Given exercise. Pull every line containing "作到不扰民" out of the material below.

Data for this exercise.
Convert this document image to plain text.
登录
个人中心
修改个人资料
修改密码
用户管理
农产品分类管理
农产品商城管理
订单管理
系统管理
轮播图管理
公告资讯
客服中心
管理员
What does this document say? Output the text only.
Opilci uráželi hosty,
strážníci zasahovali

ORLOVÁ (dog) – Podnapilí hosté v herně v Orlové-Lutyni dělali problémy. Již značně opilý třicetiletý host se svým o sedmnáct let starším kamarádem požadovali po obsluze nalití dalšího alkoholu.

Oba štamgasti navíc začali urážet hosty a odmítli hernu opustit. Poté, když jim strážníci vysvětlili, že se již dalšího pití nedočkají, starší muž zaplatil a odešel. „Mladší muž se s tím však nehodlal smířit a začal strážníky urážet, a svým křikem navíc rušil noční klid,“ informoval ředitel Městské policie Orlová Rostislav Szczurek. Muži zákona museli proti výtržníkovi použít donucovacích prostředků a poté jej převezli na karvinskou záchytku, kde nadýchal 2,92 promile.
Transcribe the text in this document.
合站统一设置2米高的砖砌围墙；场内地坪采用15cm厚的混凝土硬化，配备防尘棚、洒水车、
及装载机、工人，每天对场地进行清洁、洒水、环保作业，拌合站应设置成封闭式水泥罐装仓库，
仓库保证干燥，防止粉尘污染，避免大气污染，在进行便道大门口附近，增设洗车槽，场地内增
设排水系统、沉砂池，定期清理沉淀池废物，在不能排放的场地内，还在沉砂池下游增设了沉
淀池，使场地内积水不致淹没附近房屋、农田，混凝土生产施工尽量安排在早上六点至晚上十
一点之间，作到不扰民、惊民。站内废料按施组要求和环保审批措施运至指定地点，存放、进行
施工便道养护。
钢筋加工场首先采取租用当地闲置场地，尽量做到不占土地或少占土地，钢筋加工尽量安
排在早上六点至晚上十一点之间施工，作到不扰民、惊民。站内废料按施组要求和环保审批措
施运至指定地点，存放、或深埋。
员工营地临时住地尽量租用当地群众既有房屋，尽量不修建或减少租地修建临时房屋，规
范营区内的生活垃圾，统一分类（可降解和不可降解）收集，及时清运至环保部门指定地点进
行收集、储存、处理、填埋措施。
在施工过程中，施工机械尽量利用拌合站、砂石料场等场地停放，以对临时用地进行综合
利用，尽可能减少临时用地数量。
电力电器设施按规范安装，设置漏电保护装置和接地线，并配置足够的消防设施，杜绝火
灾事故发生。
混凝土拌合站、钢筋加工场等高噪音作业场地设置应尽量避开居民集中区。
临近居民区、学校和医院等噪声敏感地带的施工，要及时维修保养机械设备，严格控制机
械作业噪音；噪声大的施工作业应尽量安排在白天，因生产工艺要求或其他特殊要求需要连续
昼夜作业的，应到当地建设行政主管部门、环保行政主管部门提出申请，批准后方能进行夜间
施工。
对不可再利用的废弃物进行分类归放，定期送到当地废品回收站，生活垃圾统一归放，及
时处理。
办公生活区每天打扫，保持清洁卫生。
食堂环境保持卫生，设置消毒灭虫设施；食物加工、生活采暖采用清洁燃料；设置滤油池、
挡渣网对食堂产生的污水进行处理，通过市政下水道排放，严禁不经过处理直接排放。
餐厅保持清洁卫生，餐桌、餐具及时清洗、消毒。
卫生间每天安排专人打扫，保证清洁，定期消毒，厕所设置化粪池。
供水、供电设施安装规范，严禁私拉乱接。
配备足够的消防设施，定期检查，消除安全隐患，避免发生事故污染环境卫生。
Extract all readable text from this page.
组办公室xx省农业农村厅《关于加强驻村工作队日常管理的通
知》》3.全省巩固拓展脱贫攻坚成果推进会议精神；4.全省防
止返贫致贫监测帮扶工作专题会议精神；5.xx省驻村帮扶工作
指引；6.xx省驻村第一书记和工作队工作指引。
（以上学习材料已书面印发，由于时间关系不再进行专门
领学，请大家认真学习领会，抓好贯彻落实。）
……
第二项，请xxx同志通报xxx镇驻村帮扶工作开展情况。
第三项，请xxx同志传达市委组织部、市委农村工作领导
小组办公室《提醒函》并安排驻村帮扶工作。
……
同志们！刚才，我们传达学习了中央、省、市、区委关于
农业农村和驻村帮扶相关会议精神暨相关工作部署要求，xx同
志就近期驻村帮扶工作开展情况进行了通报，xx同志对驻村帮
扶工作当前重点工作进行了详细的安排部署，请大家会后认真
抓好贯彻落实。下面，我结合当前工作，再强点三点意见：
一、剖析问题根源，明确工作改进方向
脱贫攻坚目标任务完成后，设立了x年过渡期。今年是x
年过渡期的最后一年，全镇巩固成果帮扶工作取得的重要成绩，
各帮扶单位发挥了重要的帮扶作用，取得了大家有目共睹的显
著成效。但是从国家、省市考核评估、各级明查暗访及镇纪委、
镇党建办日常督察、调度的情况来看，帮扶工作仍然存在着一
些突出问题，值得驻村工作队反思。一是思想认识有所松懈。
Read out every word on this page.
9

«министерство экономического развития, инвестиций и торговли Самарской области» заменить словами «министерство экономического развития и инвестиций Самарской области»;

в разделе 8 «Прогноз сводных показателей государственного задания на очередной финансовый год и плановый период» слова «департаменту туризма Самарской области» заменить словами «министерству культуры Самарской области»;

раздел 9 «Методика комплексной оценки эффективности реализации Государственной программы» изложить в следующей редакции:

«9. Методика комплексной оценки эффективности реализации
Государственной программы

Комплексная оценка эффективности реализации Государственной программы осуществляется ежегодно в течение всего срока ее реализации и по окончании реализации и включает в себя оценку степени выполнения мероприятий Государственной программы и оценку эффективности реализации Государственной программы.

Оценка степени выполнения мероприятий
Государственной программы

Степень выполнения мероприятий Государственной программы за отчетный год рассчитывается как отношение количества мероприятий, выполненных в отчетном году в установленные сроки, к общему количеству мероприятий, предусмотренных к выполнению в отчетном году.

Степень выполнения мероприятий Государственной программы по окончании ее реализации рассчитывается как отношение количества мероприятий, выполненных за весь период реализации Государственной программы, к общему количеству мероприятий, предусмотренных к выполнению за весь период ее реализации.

Exercise response.
一点之间，作到不扰民、惊民。站内废料按施组要求和环保审批措施运至指定地点，存放、进行
排在早上六点至晚上十一点之间施工，作到不扰民、惊民。站内废料按施组要求和环保审批措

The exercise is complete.